__Set problem__
Copy verbatim the lines of the data below, from the line containing "136, 393, 190]" through the line containing "379, 292, 442]", both lines included.

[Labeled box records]
..............................

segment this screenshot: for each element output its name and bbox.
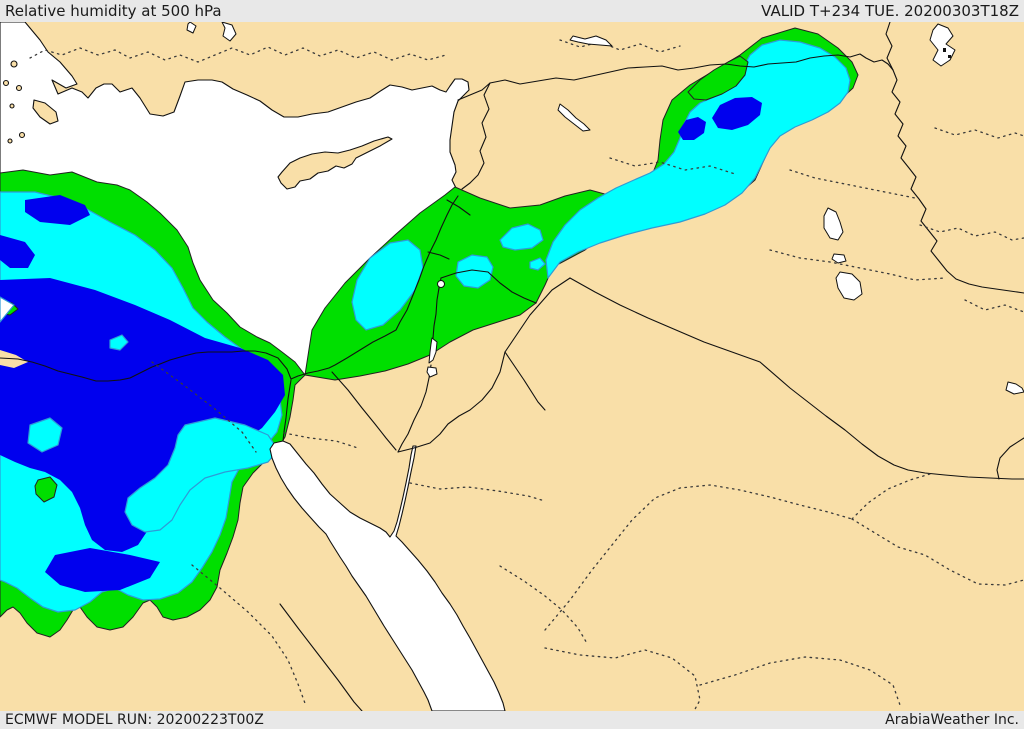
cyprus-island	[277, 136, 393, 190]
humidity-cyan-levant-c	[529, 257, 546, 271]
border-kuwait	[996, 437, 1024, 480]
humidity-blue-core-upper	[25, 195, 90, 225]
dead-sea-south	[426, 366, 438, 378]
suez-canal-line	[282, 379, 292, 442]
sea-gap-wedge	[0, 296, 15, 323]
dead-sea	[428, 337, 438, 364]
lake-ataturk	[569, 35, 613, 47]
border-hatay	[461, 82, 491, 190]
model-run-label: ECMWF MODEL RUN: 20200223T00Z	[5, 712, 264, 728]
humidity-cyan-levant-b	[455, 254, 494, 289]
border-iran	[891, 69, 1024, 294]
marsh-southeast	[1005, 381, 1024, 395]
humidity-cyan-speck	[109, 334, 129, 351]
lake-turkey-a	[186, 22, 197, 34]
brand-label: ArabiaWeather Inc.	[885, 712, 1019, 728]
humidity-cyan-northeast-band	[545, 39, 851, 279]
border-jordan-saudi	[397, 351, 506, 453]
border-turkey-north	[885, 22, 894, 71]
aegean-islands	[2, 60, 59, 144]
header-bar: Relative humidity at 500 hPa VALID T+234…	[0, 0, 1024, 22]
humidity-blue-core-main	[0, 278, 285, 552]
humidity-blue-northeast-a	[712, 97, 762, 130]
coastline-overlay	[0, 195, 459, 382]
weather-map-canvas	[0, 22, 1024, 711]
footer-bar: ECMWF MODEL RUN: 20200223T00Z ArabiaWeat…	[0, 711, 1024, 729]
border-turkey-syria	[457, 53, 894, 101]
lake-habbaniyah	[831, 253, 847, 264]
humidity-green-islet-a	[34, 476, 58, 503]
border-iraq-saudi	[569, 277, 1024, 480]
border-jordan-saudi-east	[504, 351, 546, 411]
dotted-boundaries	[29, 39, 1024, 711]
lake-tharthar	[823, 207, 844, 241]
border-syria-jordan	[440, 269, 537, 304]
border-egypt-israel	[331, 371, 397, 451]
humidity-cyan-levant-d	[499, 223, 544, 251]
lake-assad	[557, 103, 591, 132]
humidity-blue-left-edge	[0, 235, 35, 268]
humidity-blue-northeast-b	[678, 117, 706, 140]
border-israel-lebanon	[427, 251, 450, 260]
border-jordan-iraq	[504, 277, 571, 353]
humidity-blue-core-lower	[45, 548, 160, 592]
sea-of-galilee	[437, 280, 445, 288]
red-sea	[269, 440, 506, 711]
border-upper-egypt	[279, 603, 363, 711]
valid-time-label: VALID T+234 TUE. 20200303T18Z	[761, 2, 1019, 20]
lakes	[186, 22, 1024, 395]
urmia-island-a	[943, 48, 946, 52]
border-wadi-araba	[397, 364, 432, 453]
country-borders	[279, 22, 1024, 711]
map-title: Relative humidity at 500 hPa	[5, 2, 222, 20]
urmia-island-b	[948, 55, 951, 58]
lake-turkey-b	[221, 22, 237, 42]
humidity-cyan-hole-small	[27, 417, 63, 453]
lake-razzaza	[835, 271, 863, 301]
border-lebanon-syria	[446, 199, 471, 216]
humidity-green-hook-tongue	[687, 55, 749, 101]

..............................

__Answer for this exercise__
cyprus-island	[277, 136, 393, 190]
humidity-cyan-levant-c	[529, 257, 546, 271]
border-kuwait	[996, 437, 1024, 480]
humidity-blue-core-upper	[25, 195, 90, 225]
dead-sea-south	[426, 366, 438, 378]
suez-canal-line	[282, 379, 292, 442]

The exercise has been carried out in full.